#### [DESCRIPTION OF THE TASK]
Work through the following lines and count those that hold the word "Toprope". Reply with that number only.

(Saved data entries)
┌──
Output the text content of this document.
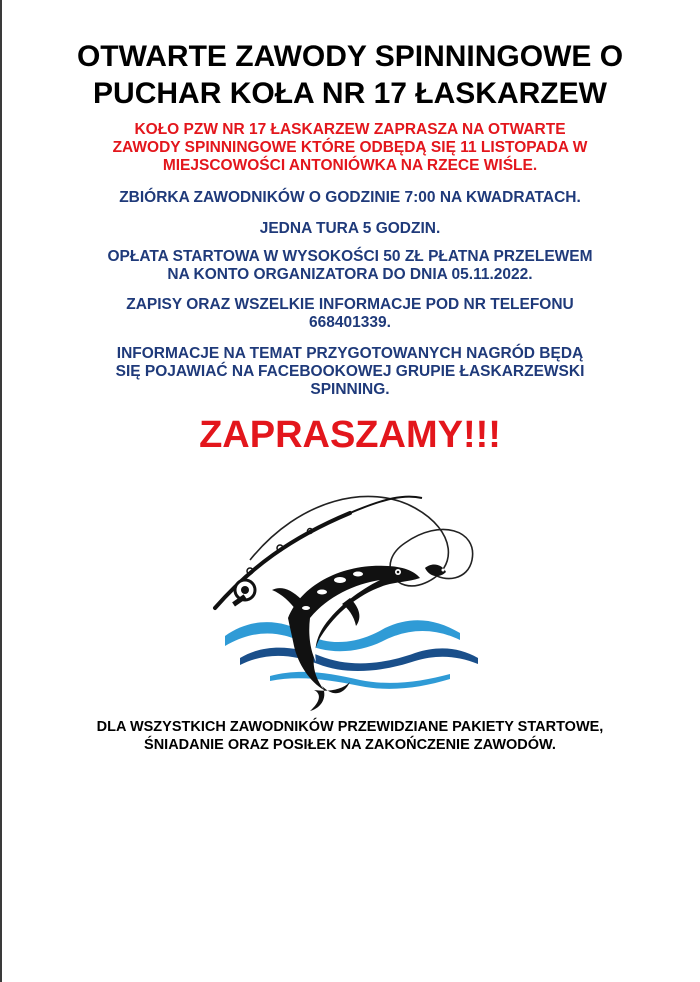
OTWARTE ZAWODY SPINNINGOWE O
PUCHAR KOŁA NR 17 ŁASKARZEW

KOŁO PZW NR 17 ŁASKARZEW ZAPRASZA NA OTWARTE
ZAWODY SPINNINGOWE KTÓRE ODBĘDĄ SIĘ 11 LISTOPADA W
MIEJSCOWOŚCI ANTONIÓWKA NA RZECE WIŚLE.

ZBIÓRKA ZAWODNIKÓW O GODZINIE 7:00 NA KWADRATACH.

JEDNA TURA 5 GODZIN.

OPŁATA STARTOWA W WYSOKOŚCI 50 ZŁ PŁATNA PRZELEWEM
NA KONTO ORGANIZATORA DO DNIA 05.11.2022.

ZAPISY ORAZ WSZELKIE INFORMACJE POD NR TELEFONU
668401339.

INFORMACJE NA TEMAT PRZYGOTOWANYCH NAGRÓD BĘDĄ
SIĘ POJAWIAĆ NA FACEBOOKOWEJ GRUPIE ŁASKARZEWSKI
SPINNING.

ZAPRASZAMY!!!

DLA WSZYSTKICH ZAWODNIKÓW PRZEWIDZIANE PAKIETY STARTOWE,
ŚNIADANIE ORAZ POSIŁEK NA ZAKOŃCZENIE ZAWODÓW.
└──
┌──
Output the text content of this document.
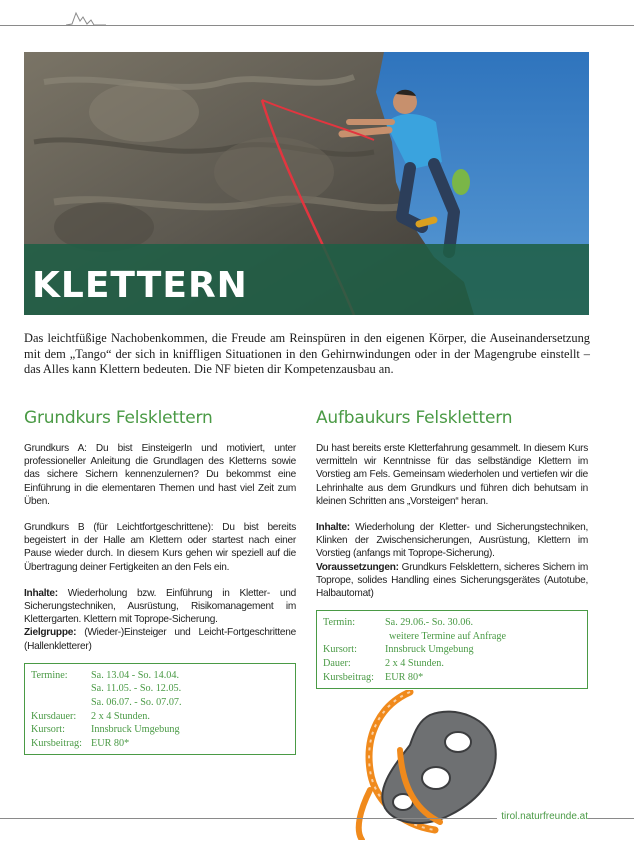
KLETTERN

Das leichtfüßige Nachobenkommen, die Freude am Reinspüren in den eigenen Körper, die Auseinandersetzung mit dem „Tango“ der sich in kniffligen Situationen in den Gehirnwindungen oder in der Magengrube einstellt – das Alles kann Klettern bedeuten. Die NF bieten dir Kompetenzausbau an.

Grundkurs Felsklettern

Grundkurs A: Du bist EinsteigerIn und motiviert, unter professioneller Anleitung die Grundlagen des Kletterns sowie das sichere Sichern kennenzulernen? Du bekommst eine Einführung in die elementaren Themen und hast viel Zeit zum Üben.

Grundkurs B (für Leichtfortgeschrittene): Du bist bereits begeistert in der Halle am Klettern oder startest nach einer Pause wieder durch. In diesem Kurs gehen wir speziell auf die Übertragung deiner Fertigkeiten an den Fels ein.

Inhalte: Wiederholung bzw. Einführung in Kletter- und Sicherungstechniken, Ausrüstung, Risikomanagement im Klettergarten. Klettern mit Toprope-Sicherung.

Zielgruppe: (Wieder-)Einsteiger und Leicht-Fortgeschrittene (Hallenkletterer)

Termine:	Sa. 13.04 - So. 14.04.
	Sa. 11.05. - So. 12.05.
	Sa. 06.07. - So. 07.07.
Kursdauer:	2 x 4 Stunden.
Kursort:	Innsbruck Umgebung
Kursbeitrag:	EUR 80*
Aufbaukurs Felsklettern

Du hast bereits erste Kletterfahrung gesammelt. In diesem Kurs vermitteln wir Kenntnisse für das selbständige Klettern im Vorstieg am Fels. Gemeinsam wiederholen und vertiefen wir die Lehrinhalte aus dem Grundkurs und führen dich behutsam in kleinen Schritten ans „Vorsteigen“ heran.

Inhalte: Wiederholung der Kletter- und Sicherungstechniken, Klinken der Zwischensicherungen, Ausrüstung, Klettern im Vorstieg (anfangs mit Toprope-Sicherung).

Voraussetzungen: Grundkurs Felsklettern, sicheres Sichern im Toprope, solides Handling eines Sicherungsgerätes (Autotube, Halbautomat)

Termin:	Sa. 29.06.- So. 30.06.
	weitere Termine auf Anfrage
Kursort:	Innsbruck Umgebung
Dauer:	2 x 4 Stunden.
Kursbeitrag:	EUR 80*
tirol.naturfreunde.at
└──
#### [RESPONSE TO THIS TASK]
3